EXERCISE GOAL: Copy whichever lines contain the string "JSON".

RECORDS SUPPLIED:

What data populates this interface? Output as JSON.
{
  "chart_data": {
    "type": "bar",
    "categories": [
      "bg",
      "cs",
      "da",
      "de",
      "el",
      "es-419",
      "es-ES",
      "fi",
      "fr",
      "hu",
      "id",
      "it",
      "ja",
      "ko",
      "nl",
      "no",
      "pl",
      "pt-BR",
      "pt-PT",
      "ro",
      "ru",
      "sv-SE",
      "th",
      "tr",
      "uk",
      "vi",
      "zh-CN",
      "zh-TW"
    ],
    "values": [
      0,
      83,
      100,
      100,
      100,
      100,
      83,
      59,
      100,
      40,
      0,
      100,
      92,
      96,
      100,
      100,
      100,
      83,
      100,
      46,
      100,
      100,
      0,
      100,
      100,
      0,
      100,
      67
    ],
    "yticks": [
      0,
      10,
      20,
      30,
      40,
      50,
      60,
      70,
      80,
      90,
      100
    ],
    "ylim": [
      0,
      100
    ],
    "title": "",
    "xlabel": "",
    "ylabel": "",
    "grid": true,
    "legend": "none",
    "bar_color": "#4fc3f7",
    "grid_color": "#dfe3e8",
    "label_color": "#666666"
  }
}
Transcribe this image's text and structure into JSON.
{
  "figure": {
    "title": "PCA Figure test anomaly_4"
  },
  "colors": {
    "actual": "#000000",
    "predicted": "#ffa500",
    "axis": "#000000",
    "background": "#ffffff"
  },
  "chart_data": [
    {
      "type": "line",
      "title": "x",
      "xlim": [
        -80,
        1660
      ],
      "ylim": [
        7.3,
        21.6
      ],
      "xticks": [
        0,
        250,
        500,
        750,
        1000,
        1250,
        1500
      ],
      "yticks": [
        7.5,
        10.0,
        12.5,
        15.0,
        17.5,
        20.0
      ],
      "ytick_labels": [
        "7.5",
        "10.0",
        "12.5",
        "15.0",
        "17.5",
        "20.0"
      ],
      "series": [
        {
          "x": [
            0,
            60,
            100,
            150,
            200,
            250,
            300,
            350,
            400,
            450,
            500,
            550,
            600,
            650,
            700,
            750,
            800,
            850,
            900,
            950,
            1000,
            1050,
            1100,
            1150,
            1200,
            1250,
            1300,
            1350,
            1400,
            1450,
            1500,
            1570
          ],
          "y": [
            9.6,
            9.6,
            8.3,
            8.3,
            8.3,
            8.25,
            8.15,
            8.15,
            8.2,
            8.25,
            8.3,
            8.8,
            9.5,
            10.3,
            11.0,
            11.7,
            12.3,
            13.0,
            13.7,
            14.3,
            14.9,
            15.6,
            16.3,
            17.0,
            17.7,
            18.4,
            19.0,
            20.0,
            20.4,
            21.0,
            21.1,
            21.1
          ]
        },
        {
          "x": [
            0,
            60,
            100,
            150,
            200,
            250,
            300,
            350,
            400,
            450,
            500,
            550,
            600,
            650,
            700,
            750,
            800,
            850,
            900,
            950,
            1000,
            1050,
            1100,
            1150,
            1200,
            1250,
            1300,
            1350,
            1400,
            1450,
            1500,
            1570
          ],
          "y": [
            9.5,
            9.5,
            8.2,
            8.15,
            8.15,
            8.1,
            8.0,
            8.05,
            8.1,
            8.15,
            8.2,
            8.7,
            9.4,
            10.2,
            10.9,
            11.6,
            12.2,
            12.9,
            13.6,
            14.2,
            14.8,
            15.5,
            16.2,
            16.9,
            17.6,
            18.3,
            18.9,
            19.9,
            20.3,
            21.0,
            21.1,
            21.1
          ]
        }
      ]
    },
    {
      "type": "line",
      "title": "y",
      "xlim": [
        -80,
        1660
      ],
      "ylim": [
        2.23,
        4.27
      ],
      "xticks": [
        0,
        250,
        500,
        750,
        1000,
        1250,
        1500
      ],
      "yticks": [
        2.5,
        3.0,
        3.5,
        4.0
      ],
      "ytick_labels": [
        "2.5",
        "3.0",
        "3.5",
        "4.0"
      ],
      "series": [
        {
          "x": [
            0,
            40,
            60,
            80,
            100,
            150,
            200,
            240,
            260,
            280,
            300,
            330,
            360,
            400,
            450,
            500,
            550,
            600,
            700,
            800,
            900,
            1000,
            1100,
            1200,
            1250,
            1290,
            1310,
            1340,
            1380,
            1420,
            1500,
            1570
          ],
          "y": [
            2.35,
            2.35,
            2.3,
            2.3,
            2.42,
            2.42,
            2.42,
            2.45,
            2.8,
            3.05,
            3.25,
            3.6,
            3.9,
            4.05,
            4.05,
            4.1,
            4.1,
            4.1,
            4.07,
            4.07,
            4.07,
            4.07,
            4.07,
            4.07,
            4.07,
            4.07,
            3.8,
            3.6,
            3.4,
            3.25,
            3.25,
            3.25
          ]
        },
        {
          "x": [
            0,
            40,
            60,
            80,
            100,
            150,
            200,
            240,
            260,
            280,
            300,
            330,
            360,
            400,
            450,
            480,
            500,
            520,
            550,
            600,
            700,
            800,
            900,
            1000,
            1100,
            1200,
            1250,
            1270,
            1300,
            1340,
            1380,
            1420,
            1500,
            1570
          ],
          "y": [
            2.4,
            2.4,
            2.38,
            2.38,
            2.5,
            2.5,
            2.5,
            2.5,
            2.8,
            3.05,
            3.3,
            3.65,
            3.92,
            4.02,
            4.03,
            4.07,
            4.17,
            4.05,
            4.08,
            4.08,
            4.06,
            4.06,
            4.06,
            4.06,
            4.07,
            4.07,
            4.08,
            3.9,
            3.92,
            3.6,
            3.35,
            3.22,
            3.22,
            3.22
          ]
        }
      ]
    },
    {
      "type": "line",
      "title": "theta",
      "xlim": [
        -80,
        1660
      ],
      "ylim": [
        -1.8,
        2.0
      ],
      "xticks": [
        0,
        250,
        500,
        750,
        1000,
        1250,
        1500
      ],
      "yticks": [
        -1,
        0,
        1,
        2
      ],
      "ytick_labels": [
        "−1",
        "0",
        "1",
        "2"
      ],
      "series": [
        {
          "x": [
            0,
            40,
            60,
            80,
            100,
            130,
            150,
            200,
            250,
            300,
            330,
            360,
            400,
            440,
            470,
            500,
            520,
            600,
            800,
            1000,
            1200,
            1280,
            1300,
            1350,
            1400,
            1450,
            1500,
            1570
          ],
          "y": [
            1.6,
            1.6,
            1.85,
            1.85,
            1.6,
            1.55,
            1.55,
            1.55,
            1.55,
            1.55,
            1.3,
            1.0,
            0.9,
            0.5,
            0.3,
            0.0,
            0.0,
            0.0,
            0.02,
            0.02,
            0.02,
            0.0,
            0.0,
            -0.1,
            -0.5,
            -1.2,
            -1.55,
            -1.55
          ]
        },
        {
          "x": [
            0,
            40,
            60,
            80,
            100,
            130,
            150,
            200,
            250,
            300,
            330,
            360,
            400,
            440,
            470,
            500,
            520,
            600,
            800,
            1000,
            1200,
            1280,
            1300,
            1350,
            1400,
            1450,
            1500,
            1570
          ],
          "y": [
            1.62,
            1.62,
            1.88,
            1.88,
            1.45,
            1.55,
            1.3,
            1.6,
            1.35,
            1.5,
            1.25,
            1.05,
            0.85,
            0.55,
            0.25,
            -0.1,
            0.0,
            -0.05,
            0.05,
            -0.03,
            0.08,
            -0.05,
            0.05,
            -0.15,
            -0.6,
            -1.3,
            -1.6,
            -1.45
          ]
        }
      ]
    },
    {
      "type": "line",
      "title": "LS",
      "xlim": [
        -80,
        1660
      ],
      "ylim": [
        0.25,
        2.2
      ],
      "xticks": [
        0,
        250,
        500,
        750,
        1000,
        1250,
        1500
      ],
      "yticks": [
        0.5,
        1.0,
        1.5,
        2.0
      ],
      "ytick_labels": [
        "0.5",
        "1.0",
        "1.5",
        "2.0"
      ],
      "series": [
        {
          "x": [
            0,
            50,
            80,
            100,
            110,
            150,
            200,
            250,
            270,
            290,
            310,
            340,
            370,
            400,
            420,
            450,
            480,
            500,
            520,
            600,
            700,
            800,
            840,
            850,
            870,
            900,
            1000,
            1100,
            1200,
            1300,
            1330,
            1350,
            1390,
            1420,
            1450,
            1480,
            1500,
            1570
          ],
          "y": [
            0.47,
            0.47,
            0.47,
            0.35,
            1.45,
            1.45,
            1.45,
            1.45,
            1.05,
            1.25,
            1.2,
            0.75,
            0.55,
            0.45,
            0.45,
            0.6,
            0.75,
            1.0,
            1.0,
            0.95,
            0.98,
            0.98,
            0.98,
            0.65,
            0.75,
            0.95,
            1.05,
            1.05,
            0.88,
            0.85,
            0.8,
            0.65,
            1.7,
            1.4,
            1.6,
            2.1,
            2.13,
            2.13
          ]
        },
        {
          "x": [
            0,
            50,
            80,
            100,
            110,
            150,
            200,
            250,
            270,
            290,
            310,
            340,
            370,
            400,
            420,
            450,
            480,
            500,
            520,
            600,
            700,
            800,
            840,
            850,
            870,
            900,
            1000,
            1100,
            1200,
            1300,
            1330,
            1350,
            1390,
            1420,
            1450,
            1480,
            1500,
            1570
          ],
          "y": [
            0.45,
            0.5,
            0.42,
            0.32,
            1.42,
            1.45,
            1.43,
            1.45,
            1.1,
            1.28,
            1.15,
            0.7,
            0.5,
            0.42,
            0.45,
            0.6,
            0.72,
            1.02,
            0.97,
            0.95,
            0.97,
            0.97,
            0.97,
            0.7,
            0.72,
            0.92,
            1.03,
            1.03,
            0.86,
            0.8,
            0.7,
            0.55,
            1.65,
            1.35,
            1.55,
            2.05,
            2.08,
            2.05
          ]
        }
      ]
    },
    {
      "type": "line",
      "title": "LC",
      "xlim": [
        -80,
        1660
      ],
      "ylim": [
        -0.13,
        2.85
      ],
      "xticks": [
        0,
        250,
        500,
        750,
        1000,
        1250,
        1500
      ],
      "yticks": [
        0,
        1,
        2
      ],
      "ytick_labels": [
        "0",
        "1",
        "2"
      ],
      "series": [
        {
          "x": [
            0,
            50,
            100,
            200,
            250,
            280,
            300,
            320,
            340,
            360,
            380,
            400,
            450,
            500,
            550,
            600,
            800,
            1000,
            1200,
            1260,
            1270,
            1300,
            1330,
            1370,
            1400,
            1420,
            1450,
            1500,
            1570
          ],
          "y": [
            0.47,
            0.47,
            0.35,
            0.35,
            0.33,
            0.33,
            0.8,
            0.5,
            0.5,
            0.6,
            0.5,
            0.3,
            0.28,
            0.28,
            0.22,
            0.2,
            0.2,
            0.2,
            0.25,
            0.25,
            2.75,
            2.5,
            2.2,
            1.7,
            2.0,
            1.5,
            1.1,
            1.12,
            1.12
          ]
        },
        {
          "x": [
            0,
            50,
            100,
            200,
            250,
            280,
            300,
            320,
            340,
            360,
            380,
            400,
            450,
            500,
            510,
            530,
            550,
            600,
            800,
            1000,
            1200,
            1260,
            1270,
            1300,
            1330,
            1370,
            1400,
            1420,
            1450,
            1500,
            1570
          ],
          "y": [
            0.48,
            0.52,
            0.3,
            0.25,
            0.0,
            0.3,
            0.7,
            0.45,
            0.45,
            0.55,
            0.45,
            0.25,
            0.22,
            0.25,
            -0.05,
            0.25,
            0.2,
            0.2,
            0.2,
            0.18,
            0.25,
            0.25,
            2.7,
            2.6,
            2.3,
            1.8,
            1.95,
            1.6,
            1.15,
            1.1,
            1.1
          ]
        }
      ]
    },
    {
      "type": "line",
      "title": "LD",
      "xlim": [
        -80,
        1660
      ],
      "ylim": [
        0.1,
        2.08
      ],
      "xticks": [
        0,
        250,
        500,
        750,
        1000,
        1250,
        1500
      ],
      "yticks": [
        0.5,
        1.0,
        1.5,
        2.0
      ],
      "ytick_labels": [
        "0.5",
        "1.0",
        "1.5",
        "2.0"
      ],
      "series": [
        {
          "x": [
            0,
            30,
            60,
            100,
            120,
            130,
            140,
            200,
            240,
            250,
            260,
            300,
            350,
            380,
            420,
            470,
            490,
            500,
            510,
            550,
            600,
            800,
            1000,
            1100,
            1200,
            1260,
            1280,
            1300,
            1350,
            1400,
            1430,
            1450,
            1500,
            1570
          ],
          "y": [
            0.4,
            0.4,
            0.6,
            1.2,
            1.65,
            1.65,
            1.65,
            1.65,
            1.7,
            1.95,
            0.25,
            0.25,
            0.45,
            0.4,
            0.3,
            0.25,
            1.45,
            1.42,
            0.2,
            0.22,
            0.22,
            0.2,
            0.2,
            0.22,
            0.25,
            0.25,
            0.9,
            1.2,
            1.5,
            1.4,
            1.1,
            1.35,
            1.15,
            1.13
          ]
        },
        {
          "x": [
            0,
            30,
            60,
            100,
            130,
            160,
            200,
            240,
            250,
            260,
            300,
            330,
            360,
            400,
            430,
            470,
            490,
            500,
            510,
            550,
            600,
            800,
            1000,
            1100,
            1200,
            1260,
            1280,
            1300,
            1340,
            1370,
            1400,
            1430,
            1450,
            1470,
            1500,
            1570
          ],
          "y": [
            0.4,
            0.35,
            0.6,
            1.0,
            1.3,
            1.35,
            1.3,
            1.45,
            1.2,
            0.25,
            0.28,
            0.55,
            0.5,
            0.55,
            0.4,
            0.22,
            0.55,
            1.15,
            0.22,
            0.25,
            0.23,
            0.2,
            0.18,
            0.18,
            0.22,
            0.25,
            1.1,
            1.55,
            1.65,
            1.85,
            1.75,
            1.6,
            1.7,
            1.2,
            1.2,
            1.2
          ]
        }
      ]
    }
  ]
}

ANSWER IN FULL:
What data populates this interface? Output as JSON.
Transcribe this image's text and structure into JSON.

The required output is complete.